Print the entries in full, word for word, but not the pictures.

#### Data records
------------------------------------------------------------

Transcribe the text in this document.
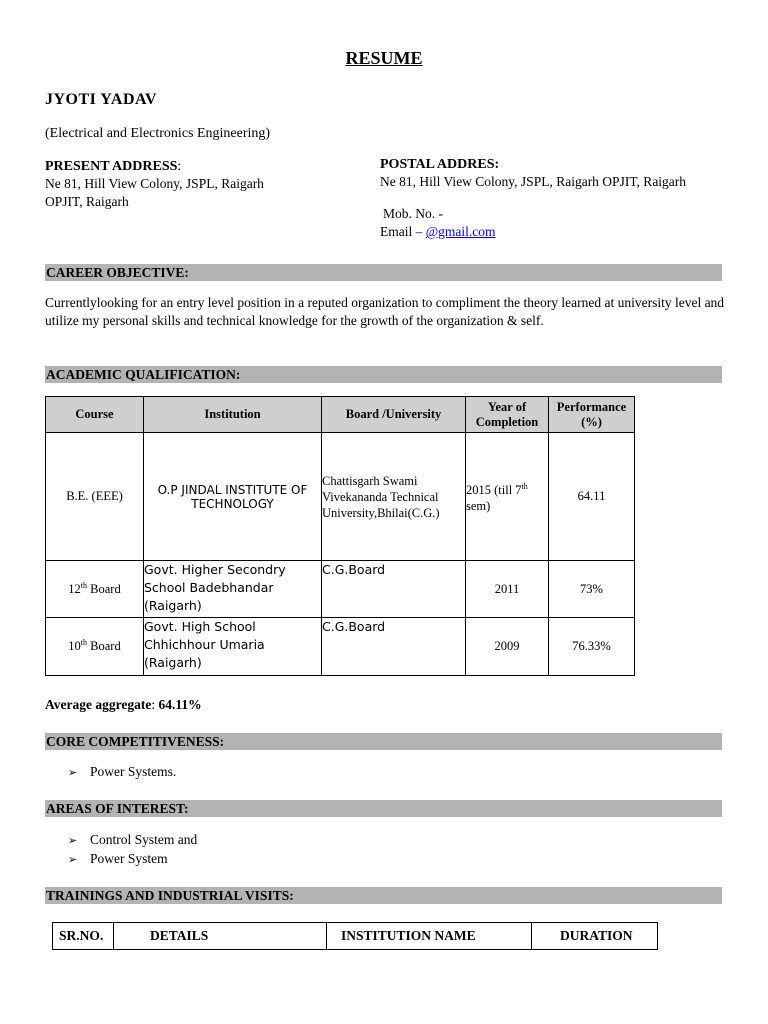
RESUME
JYOTI YADAV
(Electrical and Electronics Engineering)
PRESENT ADDRESS:
Ne 81, Hill View Colony, JSPL, Raigarh
OPJIT, Raigarh
POSTAL ADDRES:
Ne 81, Hill View Colony, JSPL, Raigarh OPJIT, Raigarh
Mob. No. -
Email – @gmail.com
CAREER OBJECTIVE:
Currentlylooking for an entry level position in a reputed organization to compliment the theory learned at university level and utilize my personal skills and technical knowledge for the growth of the organization & self.
ACADEMIC QUALIFICATION:
Course	Institution	Board /University	Year of Completion	Performance (%)
B.E. (EEE)	O.P JINDAL INSTITUTE OF TECHNOLOGY	Chattisgarh Swami Vivekananda Technical University,Bhilai(C.G.)	2015 (till 7th sem)	64.11
12th Board	Govt. Higher Secondry School Badebhandar (Raigarh)	C.G.Board	2011	73%
10th Board	Govt. High School Chhichhour Umaria (Raigarh)	C.G.Board	2009	76.33%
Average aggregate: 64.11%
CORE COMPETITIVENESS:
➢ Power Systems.
AREAS OF INTEREST:
➢ Control System and
➢ Power System
TRAININGS AND INDUSTRIAL VISITS:
SR.NO.	DETAILS	INSTITUTION NAME	DURATION
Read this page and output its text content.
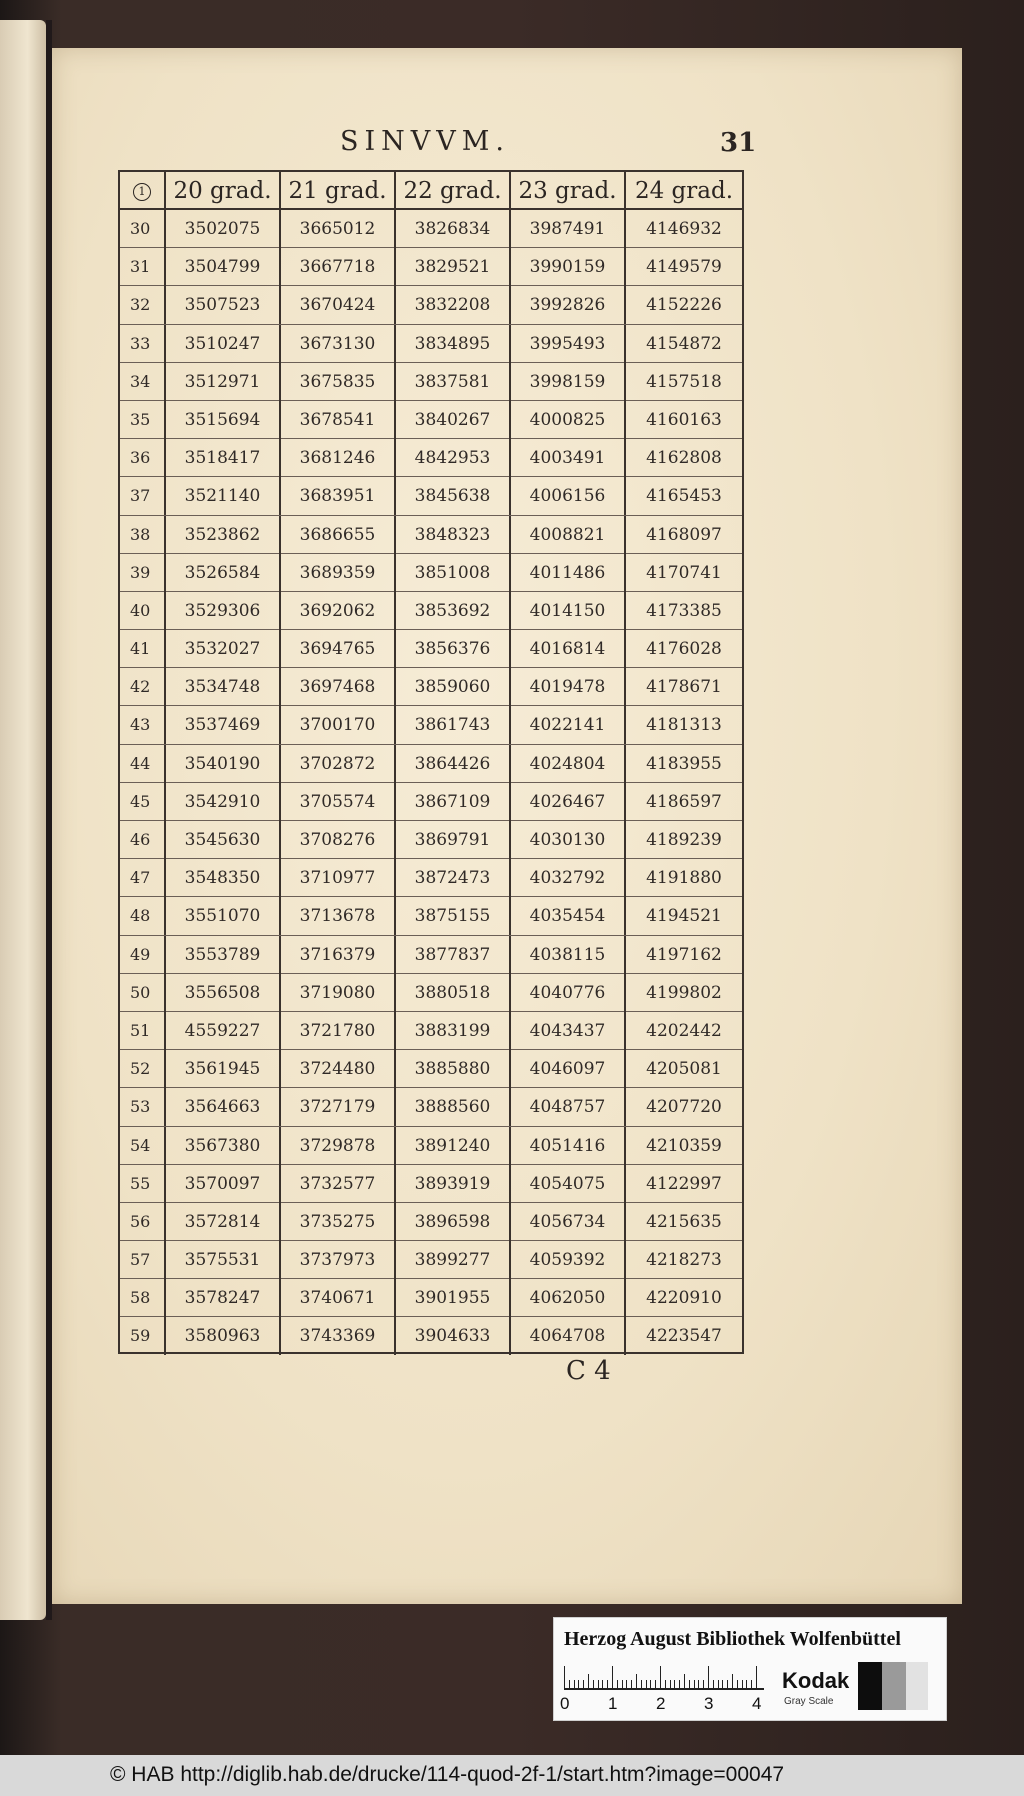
SINVVM.	31
1	20 grad. 21 grad. 22 grad. 23 grad. 24 grad.
30	3502075	3665012	3826834	3987491	4146932
31	3504799	3667718	3829521	3990159	4149579
32	3507523	3670424	3832208	3992826	4152226
33	3510247	3673130	3834895	3995493	4154872
34	3512971	3675835	3837581	3998159	4157518
35	3515694	3678541	3840267	4000825	4160163
36	3518417	3681246	4842953	4003491	4162808
37	3521140	3683951	3845638	4006156	4165453
38	3523862	3686655	3848323	4008821	4168097
39	3526584	3689359	3851008	4011486	4170741
40	3529306	3692062	3853692	4014150	4173385
41	3532027	3694765	3856376	4016814	4176028
42	3534748	3697468	3859060	4019478	4178671
43	3537469	3700170	3861743	4022141	4181313
44	3540190	3702872	3864426	4024804	4183955
45	3542910	3705574	3867109	4026467	4186597
46	3545630	3708276	3869791	4030130	4189239
47	3548350	3710977	3872473	4032792	4191880
48	3551070	3713678	3875155	4035454	4194521
49	3553789	3716379	3877837	4038115	4197162
50	3556508	3719080	3880518	4040776	4199802
51	4559227	3721780	3883199	4043437	4202442
52	3561945	3724480	3885880	4046097	4205081
53	3564663	3727179	3888560	4048757	4207720
54	3567380	3729878	3891240	4051416	4210359
55	3570097	3732577	3893919	4054075	4122997
56	3572814	3735275	3896598	4056734	4215635
57	3575531	3737973	3899277	4059392	4218273
58	3578247	3740671	3901955	4062050	4220910
59	3580963	3743369	3904633	4064708	4223547
C 4
Herzog August Bibliothek Wolfenbüttel
0 1 2 3 4
Kodak
Gray Scale
© HAB http://diglib.hab.de/drucke/114-quod-2f-1/start.htm?image=00047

------------------------------------------------------------

#### Expected output
Transcribe the text in this document.
RESUME
JYOTI YADAV
(Electrical and Electronics Engineering)
PRESENT ADDRESS:
Ne 81, Hill View Colony, JSPL, Raigarh
OPJIT, Raigarh
POSTAL ADDRES:
Ne 81, Hill View Colony, JSPL, Raigarh OPJIT, Raigarh
Mob. No. -
Email – @gmail.com
CAREER OBJECTIVE:
Currentlylooking for an entry level position in a reputed organization to compliment the theory learned at university level and utilize my personal skills and technical knowledge for the growth of the organization & self.
ACADEMIC QUALIFICATION:
Course	Institution	Board /University	Year of Completion	Performance (%)
B.E. (EEE)	O.P JINDAL INSTITUTE OF TECHNOLOGY	Chattisgarh Swami Vivekananda Technical University,Bhilai(C.G.)	2015 (till 7th sem)	64.11
12th Board	Govt. Higher Secondry School Badebhandar (Raigarh)	C.G.Board	2011	73%
10th Board	Govt. High School Chhichhour Umaria (Raigarh)	C.G.Board	2009	76.33%
Average aggregate: 64.11%
CORE COMPETITIVENESS:
➢ Power Systems.
AREAS OF INTEREST:
➢ Control System and
➢ Power System
TRAININGS AND INDUSTRIAL VISITS:
SR.NO.	DETAILS	INSTITUTION NAME	DURATION
Read this page and output its text content.
SINVVM.	31
1	20 grad. 21 grad. 22 grad. 23 grad. 24 grad.
30	3502075	3665012	3826834	3987491	4146932
31	3504799	3667718	3829521	3990159	4149579
32	3507523	3670424	3832208	3992826	4152226
33	3510247	3673130	3834895	3995493	4154872
34	3512971	3675835	3837581	3998159	4157518
35	3515694	3678541	3840267	4000825	4160163
36	3518417	3681246	4842953	4003491	4162808
37	3521140	3683951	3845638	4006156	4165453
38	3523862	3686655	3848323	4008821	4168097
39	3526584	3689359	3851008	4011486	4170741
40	3529306	3692062	3853692	4014150	4173385
41	3532027	3694765	3856376	4016814	4176028
42	3534748	3697468	3859060	4019478	4178671
43	3537469	3700170	3861743	4022141	4181313
44	3540190	3702872	3864426	4024804	4183955
45	3542910	3705574	3867109	4026467	4186597
46	3545630	3708276	3869791	4030130	4189239
47	3548350	3710977	3872473	4032792	4191880
48	3551070	3713678	3875155	4035454	4194521
49	3553789	3716379	3877837	4038115	4197162
50	3556508	3719080	3880518	4040776	4199802
51	4559227	3721780	3883199	4043437	4202442
52	3561945	3724480	3885880	4046097	4205081
53	3564663	3727179	3888560	4048757	4207720
54	3567380	3729878	3891240	4051416	4210359
55	3570097	3732577	3893919	4054075	4122997
56	3572814	3735275	3896598	4056734	4215635
57	3575531	3737973	3899277	4059392	4218273
58	3578247	3740671	3901955	4062050	4220910
59	3580963	3743369	3904633	4064708	4223547
C 4
Herzog August Bibliothek Wolfenbüttel
0 1 2 3 4
Kodak
Gray Scale
© HAB http://diglib.hab.de/drucke/114-quod-2f-1/start.htm?image=00047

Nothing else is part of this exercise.